Aim of the task —
List every line below containing "King".

Given information —
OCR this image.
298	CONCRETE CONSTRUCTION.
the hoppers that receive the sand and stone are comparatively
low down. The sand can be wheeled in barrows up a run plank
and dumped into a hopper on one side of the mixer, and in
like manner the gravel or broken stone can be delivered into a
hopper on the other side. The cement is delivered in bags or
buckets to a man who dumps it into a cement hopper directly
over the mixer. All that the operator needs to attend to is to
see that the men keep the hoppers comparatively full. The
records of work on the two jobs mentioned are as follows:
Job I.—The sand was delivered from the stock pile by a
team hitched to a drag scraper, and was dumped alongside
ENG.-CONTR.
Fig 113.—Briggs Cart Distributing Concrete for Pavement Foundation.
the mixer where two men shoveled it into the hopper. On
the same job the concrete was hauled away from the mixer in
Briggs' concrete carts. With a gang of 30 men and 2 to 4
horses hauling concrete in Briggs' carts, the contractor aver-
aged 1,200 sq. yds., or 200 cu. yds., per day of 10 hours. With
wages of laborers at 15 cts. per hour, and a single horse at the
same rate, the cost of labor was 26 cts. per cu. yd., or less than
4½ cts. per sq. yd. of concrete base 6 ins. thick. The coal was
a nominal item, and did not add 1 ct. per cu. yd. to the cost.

==

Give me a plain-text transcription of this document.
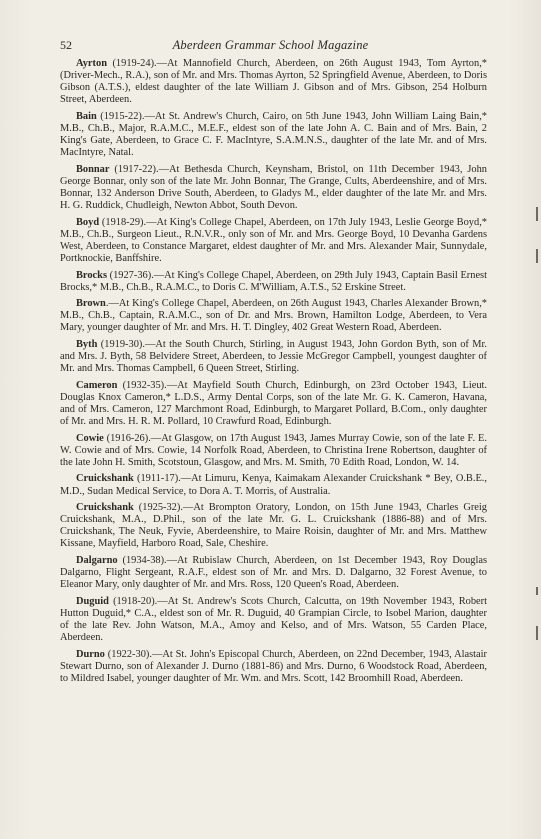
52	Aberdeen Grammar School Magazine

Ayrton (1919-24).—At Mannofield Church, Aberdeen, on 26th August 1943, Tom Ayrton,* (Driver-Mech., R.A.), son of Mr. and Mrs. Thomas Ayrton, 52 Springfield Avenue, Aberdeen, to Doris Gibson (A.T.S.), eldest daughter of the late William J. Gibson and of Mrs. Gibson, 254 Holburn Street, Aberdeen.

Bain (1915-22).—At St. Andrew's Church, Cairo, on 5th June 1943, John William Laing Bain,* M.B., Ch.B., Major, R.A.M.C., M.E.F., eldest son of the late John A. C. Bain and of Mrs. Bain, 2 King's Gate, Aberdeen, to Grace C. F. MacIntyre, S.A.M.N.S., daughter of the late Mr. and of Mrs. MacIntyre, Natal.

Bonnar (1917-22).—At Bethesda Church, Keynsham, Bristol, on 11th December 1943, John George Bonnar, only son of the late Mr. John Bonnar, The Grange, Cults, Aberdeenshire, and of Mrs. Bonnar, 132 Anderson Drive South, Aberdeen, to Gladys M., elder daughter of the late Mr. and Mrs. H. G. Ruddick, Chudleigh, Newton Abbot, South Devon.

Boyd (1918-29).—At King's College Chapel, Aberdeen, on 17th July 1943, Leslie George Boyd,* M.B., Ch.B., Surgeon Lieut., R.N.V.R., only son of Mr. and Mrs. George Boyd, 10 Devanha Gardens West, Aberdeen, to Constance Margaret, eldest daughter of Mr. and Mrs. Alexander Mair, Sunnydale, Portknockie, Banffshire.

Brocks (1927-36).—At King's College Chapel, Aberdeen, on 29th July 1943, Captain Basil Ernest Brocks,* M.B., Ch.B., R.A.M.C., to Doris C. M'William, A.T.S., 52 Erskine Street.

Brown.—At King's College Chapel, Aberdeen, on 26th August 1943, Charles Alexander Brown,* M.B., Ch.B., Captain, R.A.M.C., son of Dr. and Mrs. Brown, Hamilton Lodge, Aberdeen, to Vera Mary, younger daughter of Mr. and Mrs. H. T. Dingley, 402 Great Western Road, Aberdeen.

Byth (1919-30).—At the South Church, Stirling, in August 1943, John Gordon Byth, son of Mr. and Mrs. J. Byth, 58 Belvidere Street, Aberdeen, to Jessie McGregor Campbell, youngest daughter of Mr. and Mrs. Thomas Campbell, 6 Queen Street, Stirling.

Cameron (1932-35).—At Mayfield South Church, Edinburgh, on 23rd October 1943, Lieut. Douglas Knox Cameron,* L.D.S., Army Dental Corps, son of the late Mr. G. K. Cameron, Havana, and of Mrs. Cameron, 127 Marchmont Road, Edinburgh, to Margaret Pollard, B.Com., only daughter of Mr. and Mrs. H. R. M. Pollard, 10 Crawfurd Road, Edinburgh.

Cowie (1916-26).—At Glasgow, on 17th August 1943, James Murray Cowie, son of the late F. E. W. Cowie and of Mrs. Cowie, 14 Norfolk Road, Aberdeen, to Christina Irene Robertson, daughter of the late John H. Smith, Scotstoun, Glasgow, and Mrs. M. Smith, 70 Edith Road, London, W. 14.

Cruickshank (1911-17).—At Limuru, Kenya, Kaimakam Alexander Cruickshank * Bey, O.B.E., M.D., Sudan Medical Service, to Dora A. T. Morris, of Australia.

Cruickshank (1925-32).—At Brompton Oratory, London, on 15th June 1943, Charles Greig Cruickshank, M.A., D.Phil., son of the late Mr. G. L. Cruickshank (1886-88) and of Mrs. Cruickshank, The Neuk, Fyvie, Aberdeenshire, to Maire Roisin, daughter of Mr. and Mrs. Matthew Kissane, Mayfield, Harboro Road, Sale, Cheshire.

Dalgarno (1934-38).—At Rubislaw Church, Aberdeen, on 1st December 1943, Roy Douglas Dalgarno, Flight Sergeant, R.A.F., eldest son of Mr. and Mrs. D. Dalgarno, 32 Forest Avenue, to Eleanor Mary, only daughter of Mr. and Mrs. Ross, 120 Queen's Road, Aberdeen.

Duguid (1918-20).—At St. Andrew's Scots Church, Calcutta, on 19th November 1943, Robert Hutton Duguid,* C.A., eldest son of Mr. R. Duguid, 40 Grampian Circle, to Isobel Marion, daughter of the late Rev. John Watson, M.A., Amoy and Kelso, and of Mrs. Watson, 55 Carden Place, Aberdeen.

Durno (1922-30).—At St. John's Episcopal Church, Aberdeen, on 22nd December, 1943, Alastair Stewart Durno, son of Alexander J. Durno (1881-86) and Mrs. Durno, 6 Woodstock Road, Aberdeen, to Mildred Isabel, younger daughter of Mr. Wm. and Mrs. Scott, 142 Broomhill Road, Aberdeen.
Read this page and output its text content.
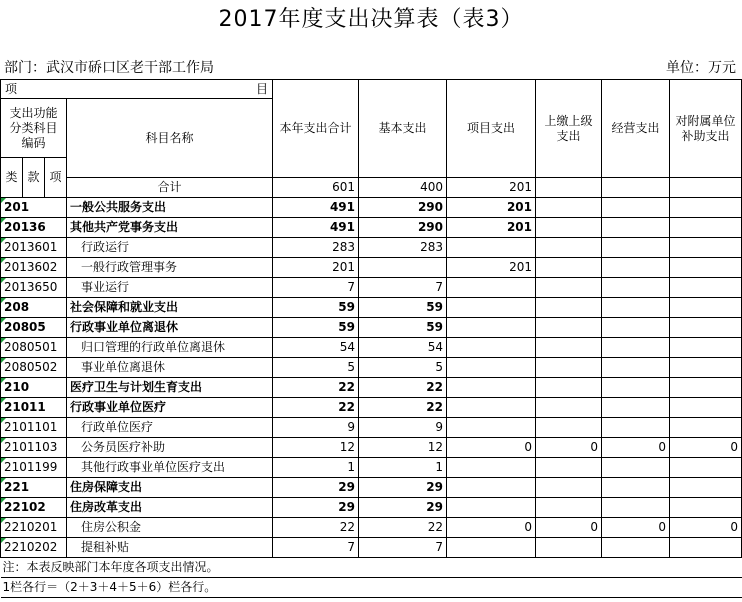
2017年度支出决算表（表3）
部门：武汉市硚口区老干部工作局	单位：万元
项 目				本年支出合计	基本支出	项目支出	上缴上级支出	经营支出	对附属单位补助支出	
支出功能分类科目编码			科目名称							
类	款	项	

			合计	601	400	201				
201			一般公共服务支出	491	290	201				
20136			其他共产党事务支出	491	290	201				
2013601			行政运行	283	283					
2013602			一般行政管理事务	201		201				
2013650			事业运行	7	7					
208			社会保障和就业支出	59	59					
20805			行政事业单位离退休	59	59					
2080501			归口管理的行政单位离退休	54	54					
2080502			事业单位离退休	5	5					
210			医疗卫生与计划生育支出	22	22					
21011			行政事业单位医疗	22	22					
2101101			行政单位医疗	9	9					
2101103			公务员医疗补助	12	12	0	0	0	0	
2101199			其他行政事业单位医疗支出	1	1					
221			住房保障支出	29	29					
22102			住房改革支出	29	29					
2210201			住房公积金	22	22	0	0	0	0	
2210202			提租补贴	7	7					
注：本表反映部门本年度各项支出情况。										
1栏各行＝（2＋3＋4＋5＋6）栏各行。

Correct output —
Bain (1915-22).—At St. Andrew's Church, Cairo, on 5th June 1943, John William Laing Bain,* M.B., Ch.B., Major, R.A.M.C., M.E.F., eldest son of the late John A. C. Bain and of Mrs. Bain, 2 King's Gate, Aberdeen, to Grace C. F. MacIntyre, S.A.M.N.S., daughter of the late Mr. and of Mrs. MacIntyre, Natal.
Boyd (1918-29).—At King's College Chapel, Aberdeen, on 17th July 1943, Leslie George Boyd,* M.B., Ch.B., Surgeon Lieut., R.N.V.R., only son of Mr. and Mrs. George Boyd, 10 Devanha Gardens West, Aberdeen, to Constance Margaret, eldest daughter of Mr. and Mrs. Alexander Mair, Sunnydale, Portknockie, Banffshire.
Brocks (1927-36).—At King's College Chapel, Aberdeen, on 29th July 1943, Captain Basil Ernest Brocks,* M.B., Ch.B., R.A.M.C., to Doris C. M'William, A.T.S., 52 Erskine Street.
Brown.—At King's College Chapel, Aberdeen, on 26th August 1943, Charles Alexander Brown,* M.B., Ch.B., Captain, R.A.M.C., son of Dr. and Mrs. Brown, Hamilton Lodge, Aberdeen, to Vera Mary, younger daughter of Mr. and Mrs. H. T. Dingley, 402 Great Western Road, Aberdeen.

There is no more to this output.